- Exercise prompt
From the entries below, work out the number of lines that hold the word "einzelnen", and give that number alone.

- Data supplied
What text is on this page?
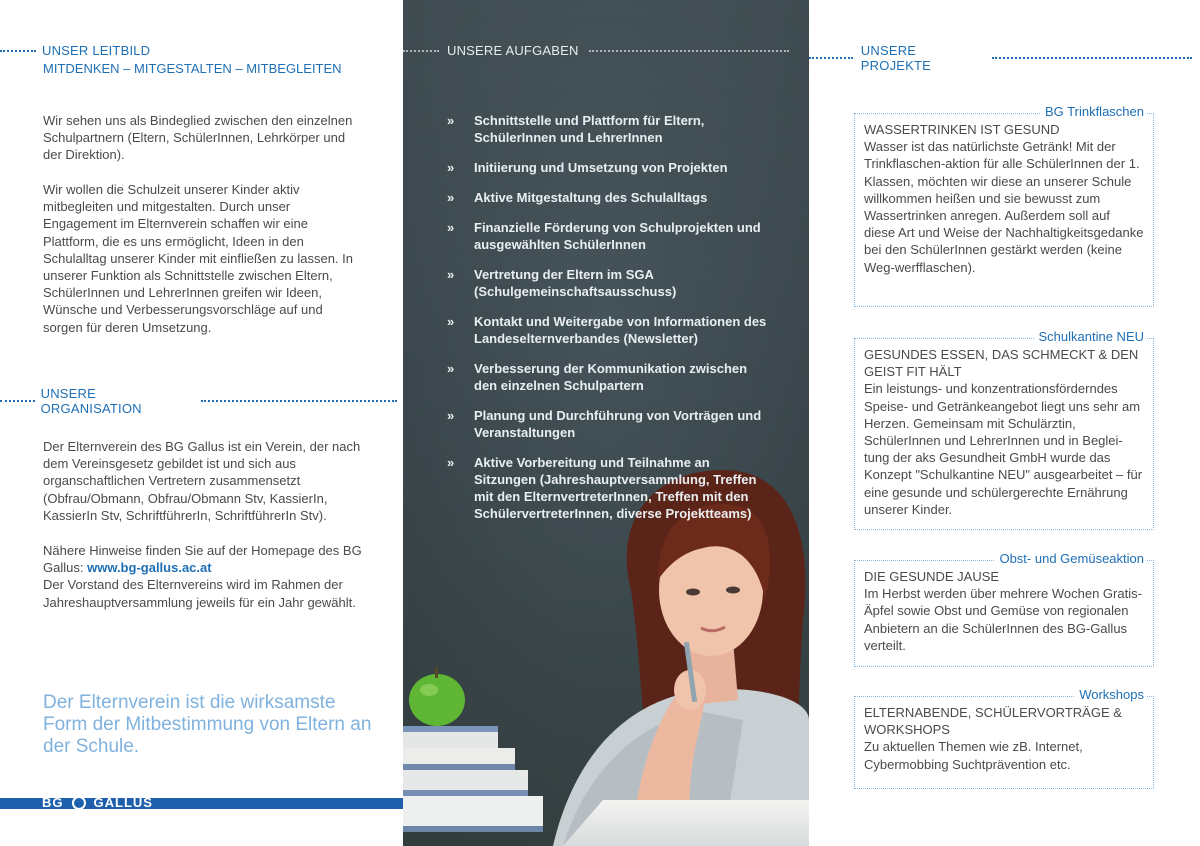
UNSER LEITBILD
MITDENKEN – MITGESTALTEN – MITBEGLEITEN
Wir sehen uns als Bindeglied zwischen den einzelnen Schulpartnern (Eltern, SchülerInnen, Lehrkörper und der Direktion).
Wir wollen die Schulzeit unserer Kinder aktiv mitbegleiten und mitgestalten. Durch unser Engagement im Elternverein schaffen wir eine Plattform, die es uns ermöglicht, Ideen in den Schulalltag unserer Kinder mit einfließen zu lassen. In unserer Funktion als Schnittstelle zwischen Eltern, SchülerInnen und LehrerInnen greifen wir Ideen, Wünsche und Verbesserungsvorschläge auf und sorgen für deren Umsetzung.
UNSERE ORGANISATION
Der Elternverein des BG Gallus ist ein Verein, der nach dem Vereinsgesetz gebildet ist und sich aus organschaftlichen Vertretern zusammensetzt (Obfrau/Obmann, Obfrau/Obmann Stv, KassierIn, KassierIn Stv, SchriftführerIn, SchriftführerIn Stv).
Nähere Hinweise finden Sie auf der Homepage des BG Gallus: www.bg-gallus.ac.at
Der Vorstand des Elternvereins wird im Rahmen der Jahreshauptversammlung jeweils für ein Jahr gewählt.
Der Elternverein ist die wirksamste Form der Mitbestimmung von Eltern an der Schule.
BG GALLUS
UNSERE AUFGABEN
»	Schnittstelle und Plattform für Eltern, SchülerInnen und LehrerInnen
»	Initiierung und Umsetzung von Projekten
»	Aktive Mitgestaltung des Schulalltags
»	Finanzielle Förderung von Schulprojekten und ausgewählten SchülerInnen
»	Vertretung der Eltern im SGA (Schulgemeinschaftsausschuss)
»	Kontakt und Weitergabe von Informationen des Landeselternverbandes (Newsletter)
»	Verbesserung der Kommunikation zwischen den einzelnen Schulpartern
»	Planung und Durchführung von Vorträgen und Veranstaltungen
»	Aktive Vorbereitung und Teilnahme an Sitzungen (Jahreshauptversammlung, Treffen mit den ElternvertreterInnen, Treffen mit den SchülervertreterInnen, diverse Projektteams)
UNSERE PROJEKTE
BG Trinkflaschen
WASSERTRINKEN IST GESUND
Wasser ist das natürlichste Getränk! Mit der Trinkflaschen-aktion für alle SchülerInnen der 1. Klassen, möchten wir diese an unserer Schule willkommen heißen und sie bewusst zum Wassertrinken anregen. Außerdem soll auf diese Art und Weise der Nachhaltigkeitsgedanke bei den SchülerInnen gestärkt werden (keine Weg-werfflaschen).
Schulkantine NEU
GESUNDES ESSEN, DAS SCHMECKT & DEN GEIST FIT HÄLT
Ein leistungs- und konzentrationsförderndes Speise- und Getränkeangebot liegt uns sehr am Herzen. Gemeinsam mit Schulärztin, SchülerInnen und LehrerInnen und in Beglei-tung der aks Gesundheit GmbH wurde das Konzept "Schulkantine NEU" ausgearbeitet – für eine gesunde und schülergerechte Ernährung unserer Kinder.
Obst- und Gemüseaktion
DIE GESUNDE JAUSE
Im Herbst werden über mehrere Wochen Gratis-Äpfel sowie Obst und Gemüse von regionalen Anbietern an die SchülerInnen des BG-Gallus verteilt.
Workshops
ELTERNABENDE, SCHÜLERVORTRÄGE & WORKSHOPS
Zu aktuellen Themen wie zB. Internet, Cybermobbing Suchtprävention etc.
---
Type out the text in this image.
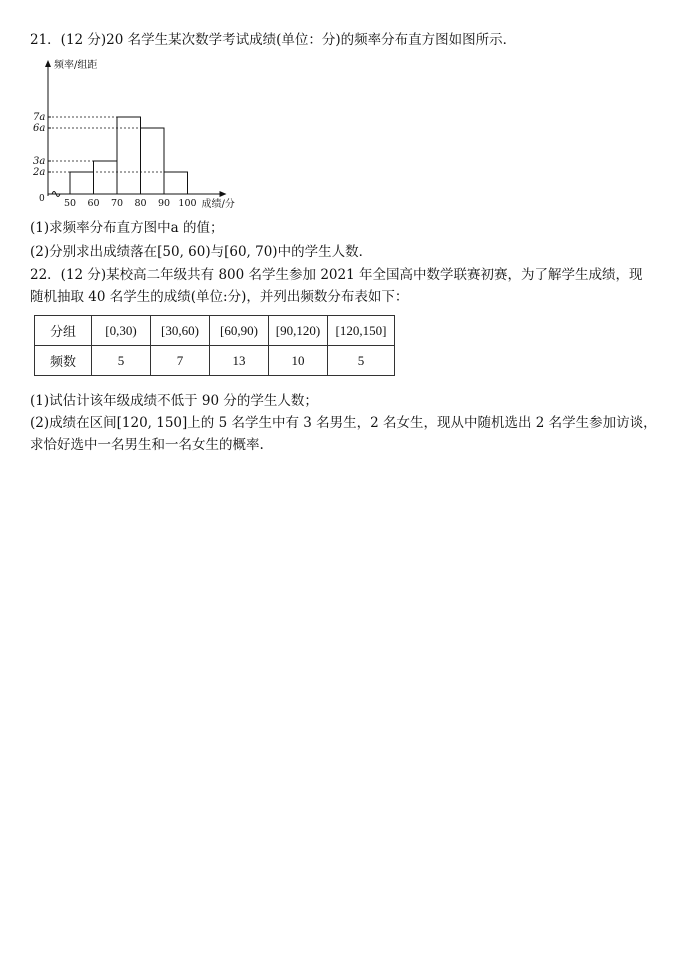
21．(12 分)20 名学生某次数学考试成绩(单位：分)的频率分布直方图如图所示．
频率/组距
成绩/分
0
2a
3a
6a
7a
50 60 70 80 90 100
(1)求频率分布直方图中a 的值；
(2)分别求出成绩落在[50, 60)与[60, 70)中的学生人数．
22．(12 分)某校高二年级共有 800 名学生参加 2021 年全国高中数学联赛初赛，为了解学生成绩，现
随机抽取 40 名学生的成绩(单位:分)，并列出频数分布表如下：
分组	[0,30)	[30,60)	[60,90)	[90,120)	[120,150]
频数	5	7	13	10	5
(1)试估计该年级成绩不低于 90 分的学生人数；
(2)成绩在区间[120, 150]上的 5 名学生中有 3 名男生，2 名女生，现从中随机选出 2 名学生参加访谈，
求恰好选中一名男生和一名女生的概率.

- Exercise output
2